Short exercise:
Images are not part of the copy; write out the rest of the data exactly as given.

Task input:

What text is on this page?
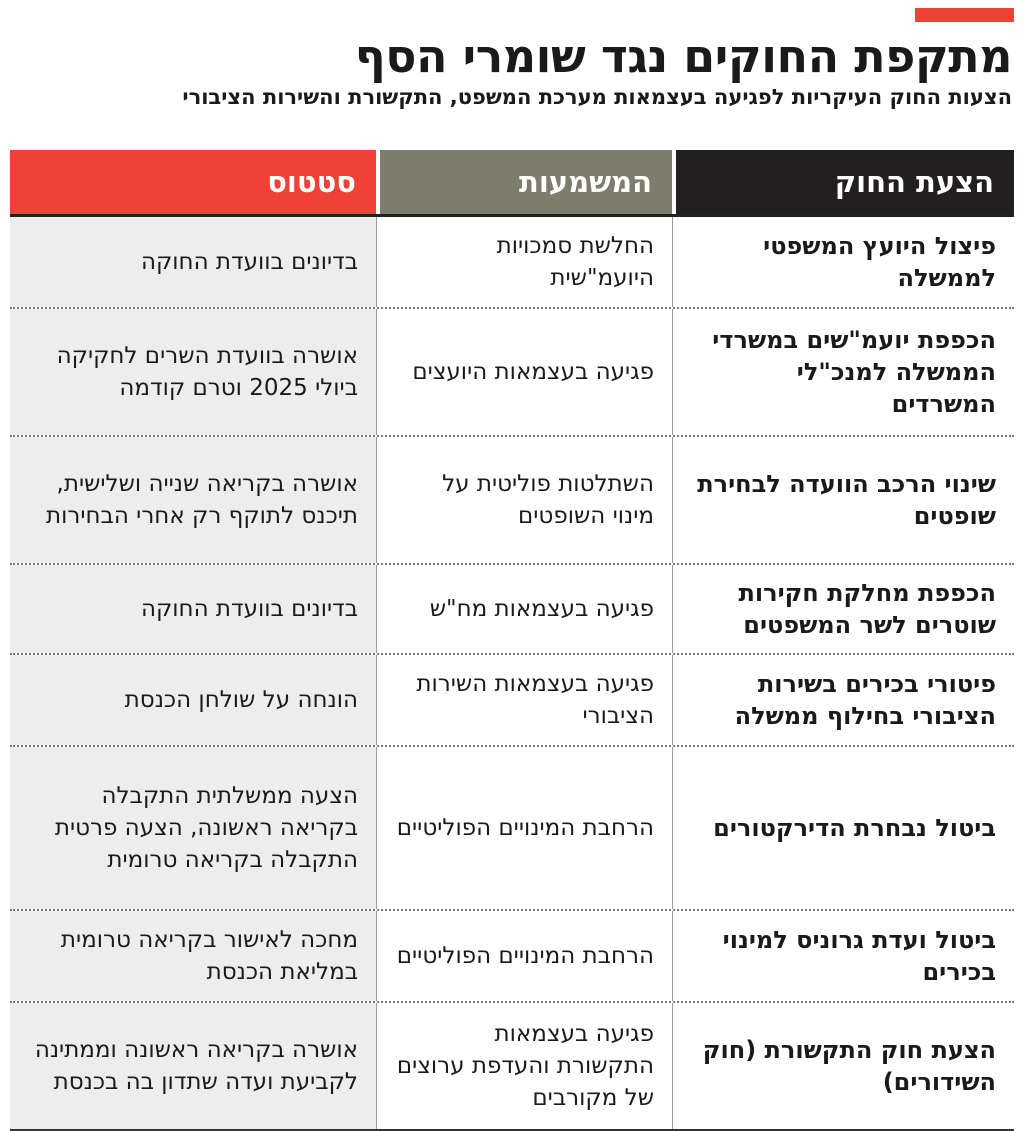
מתקפת החוקים נגד שומרי הסף
הצעות החוק העיקריות לפגיעה בעצמאות מערכת המשפט, התקשורת והשירות הציבורי
הצעת החוק
המשמעות
סטטוס
פיצול היועץ המשפטי לממשלה
החלשת סמכויות היועמ"שית
בדיונים בוועדת החוקה
הכפפת יועמ"שים במשרדי הממשלה למנכ"לי המשרדים
פגיעה בעצמאות היועצים
אושרה בוועדת השרים לחקיקה ביולי 2025 וטרם קודמה
שינוי הרכב הוועדה לבחירת שופטים
השתלטות פוליטית על מינוי השופטים
אושרה בקריאה שנייה ושלישית, תיכנס לתוקף רק אחרי הבחירות
הכפפת מחלקת חקירות שוטרים לשר המשפטים
פגיעה בעצמאות מח"ש
בדיונים בוועדת החוקה
פיטורי בכירים בשירות הציבורי בחילוף ממשלה
פגיעה בעצמאות השירות הציבורי
הונחה על שולחן הכנסת
ביטול נבחרת הדירקטורים
הרחבת המינויים הפוליטיים
הצעה ממשלתית התקבלה בקריאה ראשונה, הצעה פרטית התקבלה בקריאה טרומית
ביטול ועדת גרוניס למינוי בכירים
הרחבת המינויים הפוליטיים
מחכה לאישור בקריאה טרומית במליאת הכנסת
הצעת חוק התקשורת (חוק השידורים)
פגיעה בעצמאות התקשורת והעדפת ערוצים של מקורבים
אושרה בקריאה ראשונה וממתינה לקביעת ועדה שתדון בה בכנסת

Reply to the exercise:
What text is on this page?
מתקפת החוקים נגד שומרי הסף
הצעות החוק העיקריות לפגיעה בעצמאות מערכת המשפט, התקשורת והשירות הציבורי
הצעת החוק
המשמעות
סטטוס
פיצול היועץ המשפטי לממשלה
החלשת סמכויות היועמ"שית
בדיונים בוועדת החוקה
הכפפת יועמ"שים במשרדי הממשלה למנכ"לי המשרדים
פגיעה בעצמאות היועצים
אושרה בוועדת השרים לחקיקה ביולי 2025 וטרם קודמה
שינוי הרכב הוועדה לבחירת שופטים
השתלטות פוליטית על מינוי השופטים
אושרה בקריאה שנייה ושלישית, תיכנס לתוקף רק אחרי הבחירות
הכפפת מחלקת חקירות שוטרים לשר המשפטים
פגיעה בעצמאות מח"ש
בדיונים בוועדת החוקה
פיטורי בכירים בשירות הציבורי בחילוף ממשלה
פגיעה בעצמאות השירות הציבורי
הונחה על שולחן הכנסת
ביטול נבחרת הדירקטורים
הרחבת המינויים הפוליטיים
הצעה ממשלתית התקבלה בקריאה ראשונה, הצעה פרטית התקבלה בקריאה טרומית
ביטול ועדת גרוניס למינוי בכירים
הרחבת המינויים הפוליטיים
מחכה לאישור בקריאה טרומית במליאת הכנסת
הצעת חוק התקשורת (חוק השידורים)
פגיעה בעצמאות התקשורת והעדפת ערוצים של מקורבים
אושרה בקריאה ראשונה וממתינה לקביעת ועדה שתדון בה בכנסת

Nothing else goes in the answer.